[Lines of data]
--- start ---
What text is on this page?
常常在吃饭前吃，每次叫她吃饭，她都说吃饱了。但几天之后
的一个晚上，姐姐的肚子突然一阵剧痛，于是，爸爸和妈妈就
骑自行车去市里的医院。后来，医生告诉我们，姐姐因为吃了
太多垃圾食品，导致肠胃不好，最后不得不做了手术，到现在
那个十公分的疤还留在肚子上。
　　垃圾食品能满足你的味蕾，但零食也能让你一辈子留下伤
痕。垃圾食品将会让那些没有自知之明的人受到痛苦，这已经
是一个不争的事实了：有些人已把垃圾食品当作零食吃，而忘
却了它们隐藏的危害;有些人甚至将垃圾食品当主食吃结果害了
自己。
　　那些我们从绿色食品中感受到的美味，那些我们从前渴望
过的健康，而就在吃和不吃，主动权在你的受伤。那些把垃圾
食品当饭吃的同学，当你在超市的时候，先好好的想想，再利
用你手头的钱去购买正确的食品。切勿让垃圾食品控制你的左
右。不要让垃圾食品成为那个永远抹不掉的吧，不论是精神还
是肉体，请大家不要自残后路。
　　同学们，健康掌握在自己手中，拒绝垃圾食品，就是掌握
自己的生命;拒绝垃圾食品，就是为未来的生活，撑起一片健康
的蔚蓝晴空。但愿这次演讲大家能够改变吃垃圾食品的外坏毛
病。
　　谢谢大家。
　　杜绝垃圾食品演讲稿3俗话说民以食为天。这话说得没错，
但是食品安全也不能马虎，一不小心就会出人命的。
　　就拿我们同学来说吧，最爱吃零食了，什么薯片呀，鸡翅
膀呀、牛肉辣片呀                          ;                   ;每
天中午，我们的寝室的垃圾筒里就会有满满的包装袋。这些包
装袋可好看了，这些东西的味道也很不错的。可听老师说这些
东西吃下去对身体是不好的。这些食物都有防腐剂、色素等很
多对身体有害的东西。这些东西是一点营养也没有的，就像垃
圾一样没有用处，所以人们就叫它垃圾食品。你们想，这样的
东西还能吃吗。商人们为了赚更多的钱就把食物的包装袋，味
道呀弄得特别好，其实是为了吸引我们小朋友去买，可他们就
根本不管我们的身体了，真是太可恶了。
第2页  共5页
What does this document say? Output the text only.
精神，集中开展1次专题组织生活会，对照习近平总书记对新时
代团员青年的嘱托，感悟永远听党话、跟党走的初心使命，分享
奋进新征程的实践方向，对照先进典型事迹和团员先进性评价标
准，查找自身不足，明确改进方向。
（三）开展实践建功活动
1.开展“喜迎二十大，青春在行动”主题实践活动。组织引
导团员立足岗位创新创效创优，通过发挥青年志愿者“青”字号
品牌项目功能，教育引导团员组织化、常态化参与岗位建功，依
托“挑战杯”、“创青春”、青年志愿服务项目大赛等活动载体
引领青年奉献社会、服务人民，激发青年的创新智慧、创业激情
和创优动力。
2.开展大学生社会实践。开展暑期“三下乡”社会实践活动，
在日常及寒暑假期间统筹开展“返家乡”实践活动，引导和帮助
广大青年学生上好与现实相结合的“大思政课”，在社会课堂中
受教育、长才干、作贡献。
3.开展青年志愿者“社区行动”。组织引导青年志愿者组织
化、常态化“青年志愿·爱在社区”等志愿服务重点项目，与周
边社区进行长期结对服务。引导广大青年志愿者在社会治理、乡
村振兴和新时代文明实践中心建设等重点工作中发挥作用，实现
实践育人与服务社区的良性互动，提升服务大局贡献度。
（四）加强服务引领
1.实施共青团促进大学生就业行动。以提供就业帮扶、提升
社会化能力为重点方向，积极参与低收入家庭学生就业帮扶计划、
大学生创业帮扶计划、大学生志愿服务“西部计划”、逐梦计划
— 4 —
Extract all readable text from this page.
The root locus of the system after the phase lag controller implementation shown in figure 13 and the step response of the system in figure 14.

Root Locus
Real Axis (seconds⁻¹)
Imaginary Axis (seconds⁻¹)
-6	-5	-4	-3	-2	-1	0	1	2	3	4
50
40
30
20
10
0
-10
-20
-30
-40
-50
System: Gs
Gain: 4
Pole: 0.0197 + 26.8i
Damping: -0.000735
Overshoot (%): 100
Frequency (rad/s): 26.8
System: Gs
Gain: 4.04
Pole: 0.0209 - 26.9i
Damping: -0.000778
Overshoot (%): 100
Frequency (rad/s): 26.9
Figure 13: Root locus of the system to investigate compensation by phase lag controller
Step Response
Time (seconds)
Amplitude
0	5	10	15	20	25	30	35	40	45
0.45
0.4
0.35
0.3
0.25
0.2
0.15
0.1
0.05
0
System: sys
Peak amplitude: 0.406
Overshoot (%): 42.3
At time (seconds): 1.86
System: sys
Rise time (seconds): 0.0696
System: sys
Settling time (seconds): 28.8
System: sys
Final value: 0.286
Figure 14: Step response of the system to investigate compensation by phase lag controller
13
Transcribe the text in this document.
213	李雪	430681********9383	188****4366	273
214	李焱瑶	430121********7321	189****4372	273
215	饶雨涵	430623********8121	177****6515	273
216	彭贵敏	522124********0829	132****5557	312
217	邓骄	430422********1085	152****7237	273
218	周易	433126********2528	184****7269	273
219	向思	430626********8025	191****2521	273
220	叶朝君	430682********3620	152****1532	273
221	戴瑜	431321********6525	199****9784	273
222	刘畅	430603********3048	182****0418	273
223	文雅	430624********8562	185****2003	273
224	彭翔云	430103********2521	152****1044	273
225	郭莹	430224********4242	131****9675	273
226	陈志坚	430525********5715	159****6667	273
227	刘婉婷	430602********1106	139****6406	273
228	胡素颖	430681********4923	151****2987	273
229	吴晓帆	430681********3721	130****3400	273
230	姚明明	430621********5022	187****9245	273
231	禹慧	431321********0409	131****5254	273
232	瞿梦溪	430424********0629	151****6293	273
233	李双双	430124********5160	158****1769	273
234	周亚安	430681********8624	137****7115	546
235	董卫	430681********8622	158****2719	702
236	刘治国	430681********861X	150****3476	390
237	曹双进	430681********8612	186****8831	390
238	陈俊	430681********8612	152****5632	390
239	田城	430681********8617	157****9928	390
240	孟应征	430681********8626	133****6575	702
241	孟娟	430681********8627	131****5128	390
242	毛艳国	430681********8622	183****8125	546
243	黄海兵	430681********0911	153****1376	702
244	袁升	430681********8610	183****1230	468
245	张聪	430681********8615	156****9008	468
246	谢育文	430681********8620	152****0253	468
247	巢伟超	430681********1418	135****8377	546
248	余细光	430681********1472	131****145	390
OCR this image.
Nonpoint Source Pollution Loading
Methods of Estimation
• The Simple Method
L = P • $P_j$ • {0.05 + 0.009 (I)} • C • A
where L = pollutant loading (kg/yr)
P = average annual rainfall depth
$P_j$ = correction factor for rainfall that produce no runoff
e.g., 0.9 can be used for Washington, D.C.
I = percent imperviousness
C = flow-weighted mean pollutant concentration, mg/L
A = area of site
--- end ---
Task: Write out the whole listing exactly.

Solution:
What text is on this page?
常常在吃饭前吃，每次叫她吃饭，她都说吃饱了。但几天之后
的一个晚上，姐姐的肚子突然一阵剧痛，于是，爸爸和妈妈就
骑自行车去市里的医院。后来，医生告诉我们，姐姐因为吃了
太多垃圾食品，导致肠胃不好，最后不得不做了手术，到现在
那个十公分的疤还留在肚子上。
　　垃圾食品能满足你的味蕾，但零食也能让你一辈子留下伤
痕。垃圾食品将会让那些没有自知之明的人受到痛苦，这已经
是一个不争的事实了：有些人已把垃圾食品当作零食吃，而忘
却了它们隐藏的危害;有些人甚至将垃圾食品当主食吃结果害了
自己。
　　那些我们从绿色食品中感受到的美味，那些我们从前渴望
过的健康，而就在吃和不吃，主动权在你的受伤。那些把垃圾
食品当饭吃的同学，当你在超市的时候，先好好的想想，再利
用你手头的钱去购买正确的食品。切勿让垃圾食品控制你的左
右。不要让垃圾食品成为那个永远抹不掉的吧，不论是精神还
是肉体，请大家不要自残后路。
　　同学们，健康掌握在自己手中，拒绝垃圾食品，就是掌握
自己的生命;拒绝垃圾食品，就是为未来的生活，撑起一片健康
的蔚蓝晴空。但愿这次演讲大家能够改变吃垃圾食品的外坏毛
病。
　　谢谢大家。
　　杜绝垃圾食品演讲稿3俗话说民以食为天。这话说得没错，
但是食品安全也不能马虎，一不小心就会出人命的。
　　就拿我们同学来说吧，最爱吃零食了，什么薯片呀，鸡翅
膀呀、牛肉辣片呀                          ;                   ;每
天中午，我们的寝室的垃圾筒里就会有满满的包装袋。这些包
装袋可好看了，这些东西的味道也很不错的。可听老师说这些
东西吃下去对身体是不好的。这些食物都有防腐剂、色素等很
多对身体有害的东西。这些东西是一点营养也没有的，就像垃
圾一样没有用处，所以人们就叫它垃圾食品。你们想，这样的
东西还能吃吗。商人们为了赚更多的钱就把食物的包装袋，味
道呀弄得特别好，其实是为了吸引我们小朋友去买，可他们就
根本不管我们的身体了，真是太可恶了。
第2页  共5页
What does this document say? Output the text only.
精神，集中开展1次专题组织生活会，对照习近平总书记对新时
代团员青年的嘱托，感悟永远听党话、跟党走的初心使命，分享
奋进新征程的实践方向，对照先进典型事迹和团员先进性评价标
准，查找自身不足，明确改进方向。
（三）开展实践建功活动
1.开展“喜迎二十大，青春在行动”主题实践活动。组织引
导团员立足岗位创新创效创优，通过发挥青年志愿者“青”字号
品牌项目功能，教育引导团员组织化、常态化参与岗位建功，依
托“挑战杯”、“创青春”、青年志愿服务项目大赛等活动载体
引领青年奉献社会、服务人民，激发青年的创新智慧、创业激情
和创优动力。
2.开展大学生社会实践。开展暑期“三下乡”社会实践活动，
在日常及寒暑假期间统筹开展“返家乡”实践活动，引导和帮助
广大青年学生上好与现实相结合的“大思政课”，在社会课堂中
受教育、长才干、作贡献。
3.开展青年志愿者“社区行动”。组织引导青年志愿者组织
化、常态化“青年志愿·爱在社区”等志愿服务重点项目，与周
边社区进行长期结对服务。引导广大青年志愿者在社会治理、乡
村振兴和新时代文明实践中心建设等重点工作中发挥作用，实现
实践育人与服务社区的良性互动，提升服务大局贡献度。
（四）加强服务引领
1.实施共青团促进大学生就业行动。以提供就业帮扶、提升
社会化能力为重点方向，积极参与低收入家庭学生就业帮扶计划、
大学生创业帮扶计划、大学生志愿服务“西部计划”、逐梦计划
— 4 —
Extract all readable text from this page.
The root locus of the system after the phase lag controller implementation shown in figure 13 and the step response of the system in figure 14.

Root Locus
Real Axis (seconds⁻¹)
Imaginary Axis (seconds⁻¹)
-6	-5	-4	-3	-2	-1	0	1	2	3	4
50
40
30
20
10
0
-10
-20
-30
-40
-50
System: Gs
Gain: 4
Pole: 0.0197 + 26.8i
Damping: -0.000735
Overshoot (%): 100
Frequency (rad/s): 26.8
System: Gs
Gain: 4.04
Pole: 0.0209 - 26.9i
Damping: -0.000778
Overshoot (%): 100
Frequency (rad/s): 26.9
Figure 13: Root locus of the system to investigate compensation by phase lag controller
Step Response
Time (seconds)
Amplitude
0	5	10	15	20	25	30	35	40	45
0.45
0.4
0.35
0.3
0.25
0.2
0.15
0.1
0.05
0
System: sys
Peak amplitude: 0.406
Overshoot (%): 42.3
At time (seconds): 1.86
System: sys
Rise time (seconds): 0.0696
System: sys
Settling time (seconds): 28.8
System: sys
Final value: 0.286
Figure 14: Step response of the system to investigate compensation by phase lag controller
13
Transcribe the text in this document.
213	李雪	430681********9383	188****4366	273
214	李焱瑶	430121********7321	189****4372	273
215	饶雨涵	430623********8121	177****6515	273
216	彭贵敏	522124********0829	132****5557	312
217	邓骄	430422********1085	152****7237	273
218	周易	433126********2528	184****7269	273
219	向思	430626********8025	191****2521	273
220	叶朝君	430682********3620	152****1532	273
221	戴瑜	431321********6525	199****9784	273
222	刘畅	430603********3048	182****0418	273
223	文雅	430624********8562	185****2003	273
224	彭翔云	430103********2521	152****1044	273
225	郭莹	430224********4242	131****9675	273
226	陈志坚	430525********5715	159****6667	273
227	刘婉婷	430602********1106	139****6406	273
228	胡素颖	430681********4923	151****2987	273
229	吴晓帆	430681********3721	130****3400	273
230	姚明明	430621********5022	187****9245	273
231	禹慧	431321********0409	131****5254	273
232	瞿梦溪	430424********0629	151****6293	273
233	李双双	430124********5160	158****1769	273
234	周亚安	430681********8624	137****7115	546
235	董卫	430681********8622	158****2719	702
236	刘治国	430681********861X	150****3476	390
237	曹双进	430681********8612	186****8831	390
238	陈俊	430681********8612	152****5632	390
239	田城	430681********8617	157****9928	390
240	孟应征	430681********8626	133****6575	702
241	孟娟	430681********8627	131****5128	390
242	毛艳国	430681********8622	183****8125	546
243	黄海兵	430681********0911	153****1376	702
244	袁升	430681********8610	183****1230	468
245	张聪	430681********8615	156****9008	468
246	谢育文	430681********8620	152****0253	468
247	巢伟超	430681********1418	135****8377	546
248	余细光	430681********1472	131****145	390
OCR this image.
Nonpoint Source Pollution Loading
Methods of Estimation
• The Simple Method
L = P • $P_j$ • {0.05 + 0.009 (I)} • C • A
where L = pollutant loading (kg/yr)
P = average annual rainfall depth
$P_j$ = correction factor for rainfall that produce no runoff
e.g., 0.9 can be used for Washington, D.C.
I = percent imperviousness
C = flow-weighted mean pollutant concentration, mg/L
A = area of site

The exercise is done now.